Extracted entries:
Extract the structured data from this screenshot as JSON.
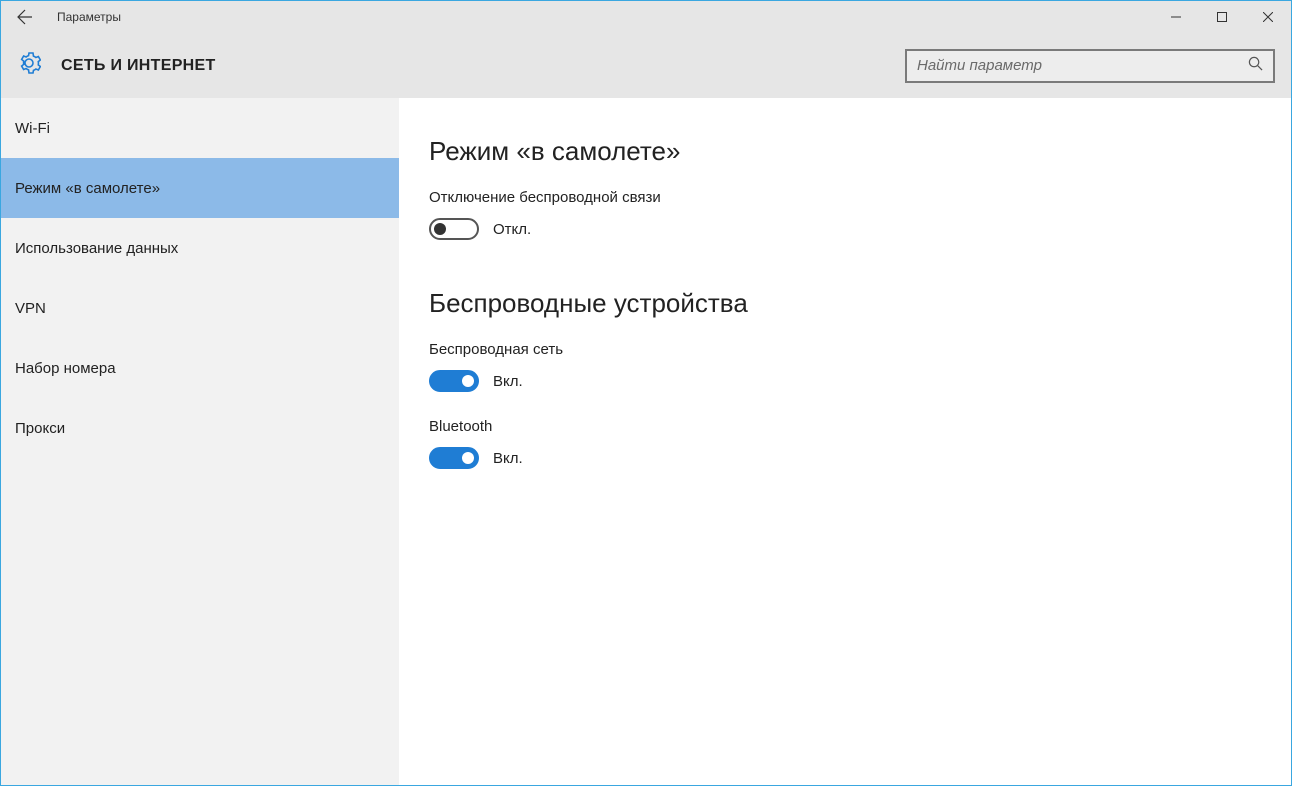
{
  "titlebar": {
    "title": "Параметры"
  },
  "header": {
    "title": "СЕТЬ И ИНТЕРНЕТ",
    "search_placeholder": "Найти параметр"
  },
  "sidebar": {
    "items": [
      {
        "label": "Wi-Fi",
        "selected": false
      },
      {
        "label": "Режим «в самолете»",
        "selected": true
      },
      {
        "label": "Использование данных",
        "selected": false
      },
      {
        "label": "VPN",
        "selected": false
      },
      {
        "label": "Набор номера",
        "selected": false
      },
      {
        "label": "Прокси",
        "selected": false
      }
    ]
  },
  "main": {
    "section1": {
      "title": "Режим «в самолете»",
      "desc": "Отключение беспроводной связи",
      "toggle": {
        "state": "off",
        "text": "Откл."
      }
    },
    "section2": {
      "title": "Беспроводные устройства",
      "wifi": {
        "label": "Беспроводная сеть",
        "state": "on",
        "text": "Вкл."
      },
      "bluetooth": {
        "label": "Bluetooth",
        "state": "on",
        "text": "Вкл."
      }
    }
  }
}
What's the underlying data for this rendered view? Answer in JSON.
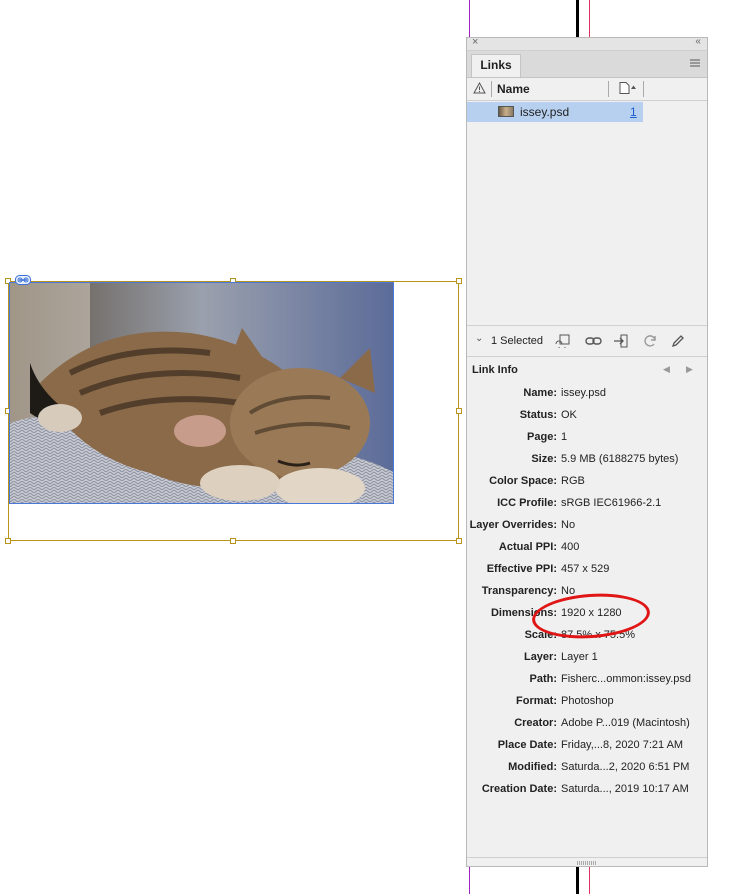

What to do:
Make an exact copy of all the material, but keep the pictures out of it.

Response to this exercise:
Extract the structured data from this screenshot as JSON.
{
  "titlebar": {
    "title": "Параметры"
  },
  "header": {
    "title": "СЕТЬ И ИНТЕРНЕТ",
    "search_placeholder": "Найти параметр"
  },
  "sidebar": {
    "items": [
      {
        "label": "Wi-Fi",
        "selected": false
      },
      {
        "label": "Режим «в самолете»",
        "selected": true
      },
      {
        "label": "Использование данных",
        "selected": false
      },
      {
        "label": "VPN",
        "selected": false
      },
      {
        "label": "Набор номера",
        "selected": false
      },
      {
        "label": "Прокси",
        "selected": false
      }
    ]
  },
  "main": {
    "section1": {
      "title": "Режим «в самолете»",
      "desc": "Отключение беспроводной связи",
      "toggle": {
        "state": "off",
        "text": "Откл."
      }
    },
    "section2": {
      "title": "Беспроводные устройства",
      "wifi": {
        "label": "Беспроводная сеть",
        "state": "on",
        "text": "Вкл."
      },
      "bluetooth": {
        "label": "Bluetooth",
        "state": "on",
        "text": "Вкл."
      }
    }
  }
}
What's the underlying data for this rendered view? Answer in JSON.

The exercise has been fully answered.